• DIRECTIONS FOR THIS TASK: Count how many lines of the listing contain the string "breadcrumb", and give only that number.

┌────────

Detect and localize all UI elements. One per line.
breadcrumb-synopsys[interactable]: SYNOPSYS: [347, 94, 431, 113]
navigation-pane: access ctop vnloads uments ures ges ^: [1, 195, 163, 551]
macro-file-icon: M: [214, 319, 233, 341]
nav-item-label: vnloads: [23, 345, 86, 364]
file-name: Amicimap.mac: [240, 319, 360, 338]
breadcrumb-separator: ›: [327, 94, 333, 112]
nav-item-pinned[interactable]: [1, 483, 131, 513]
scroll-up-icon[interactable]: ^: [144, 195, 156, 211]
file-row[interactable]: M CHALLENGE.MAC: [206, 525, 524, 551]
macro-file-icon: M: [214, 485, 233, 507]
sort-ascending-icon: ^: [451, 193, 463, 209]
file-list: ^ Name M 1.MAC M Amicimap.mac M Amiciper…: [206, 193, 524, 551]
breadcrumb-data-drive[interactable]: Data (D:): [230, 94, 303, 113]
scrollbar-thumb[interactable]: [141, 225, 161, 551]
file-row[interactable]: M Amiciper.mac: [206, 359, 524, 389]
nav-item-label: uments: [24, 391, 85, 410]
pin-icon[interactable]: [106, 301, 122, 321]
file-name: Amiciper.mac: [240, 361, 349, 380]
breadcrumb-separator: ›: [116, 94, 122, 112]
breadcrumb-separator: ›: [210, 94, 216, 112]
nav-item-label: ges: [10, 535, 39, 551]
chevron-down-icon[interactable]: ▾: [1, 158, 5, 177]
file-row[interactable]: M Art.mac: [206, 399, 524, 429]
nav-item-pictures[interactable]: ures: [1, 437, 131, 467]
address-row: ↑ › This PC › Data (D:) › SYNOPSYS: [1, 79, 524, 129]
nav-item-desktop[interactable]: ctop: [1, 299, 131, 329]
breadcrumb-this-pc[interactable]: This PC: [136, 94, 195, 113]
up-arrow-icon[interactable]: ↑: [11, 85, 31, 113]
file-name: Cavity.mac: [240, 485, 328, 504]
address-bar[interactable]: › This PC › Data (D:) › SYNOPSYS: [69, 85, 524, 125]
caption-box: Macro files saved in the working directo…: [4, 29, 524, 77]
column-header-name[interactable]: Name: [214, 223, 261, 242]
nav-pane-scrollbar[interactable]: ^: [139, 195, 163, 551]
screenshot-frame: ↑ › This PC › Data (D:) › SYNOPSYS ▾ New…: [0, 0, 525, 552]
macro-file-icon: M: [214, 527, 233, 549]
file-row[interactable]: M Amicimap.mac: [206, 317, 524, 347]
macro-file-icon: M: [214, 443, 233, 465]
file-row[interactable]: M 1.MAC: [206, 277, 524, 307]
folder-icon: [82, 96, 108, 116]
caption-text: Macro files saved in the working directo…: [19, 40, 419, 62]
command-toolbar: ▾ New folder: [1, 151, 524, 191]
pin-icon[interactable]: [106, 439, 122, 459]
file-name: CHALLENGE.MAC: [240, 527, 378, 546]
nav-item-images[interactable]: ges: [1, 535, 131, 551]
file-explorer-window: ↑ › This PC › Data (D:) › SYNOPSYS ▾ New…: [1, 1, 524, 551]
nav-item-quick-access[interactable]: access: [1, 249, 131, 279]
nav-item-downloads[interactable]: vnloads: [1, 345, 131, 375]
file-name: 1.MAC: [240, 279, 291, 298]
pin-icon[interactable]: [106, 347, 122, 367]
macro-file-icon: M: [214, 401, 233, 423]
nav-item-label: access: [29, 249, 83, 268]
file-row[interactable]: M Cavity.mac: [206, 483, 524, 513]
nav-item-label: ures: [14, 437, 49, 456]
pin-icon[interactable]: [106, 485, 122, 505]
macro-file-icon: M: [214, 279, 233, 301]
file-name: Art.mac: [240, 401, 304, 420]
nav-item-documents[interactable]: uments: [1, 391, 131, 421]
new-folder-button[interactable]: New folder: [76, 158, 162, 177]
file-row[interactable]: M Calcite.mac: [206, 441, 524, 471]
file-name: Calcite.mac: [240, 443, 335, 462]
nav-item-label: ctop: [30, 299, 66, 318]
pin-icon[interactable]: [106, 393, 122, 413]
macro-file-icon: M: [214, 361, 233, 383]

└────────

• SOLUTION: 6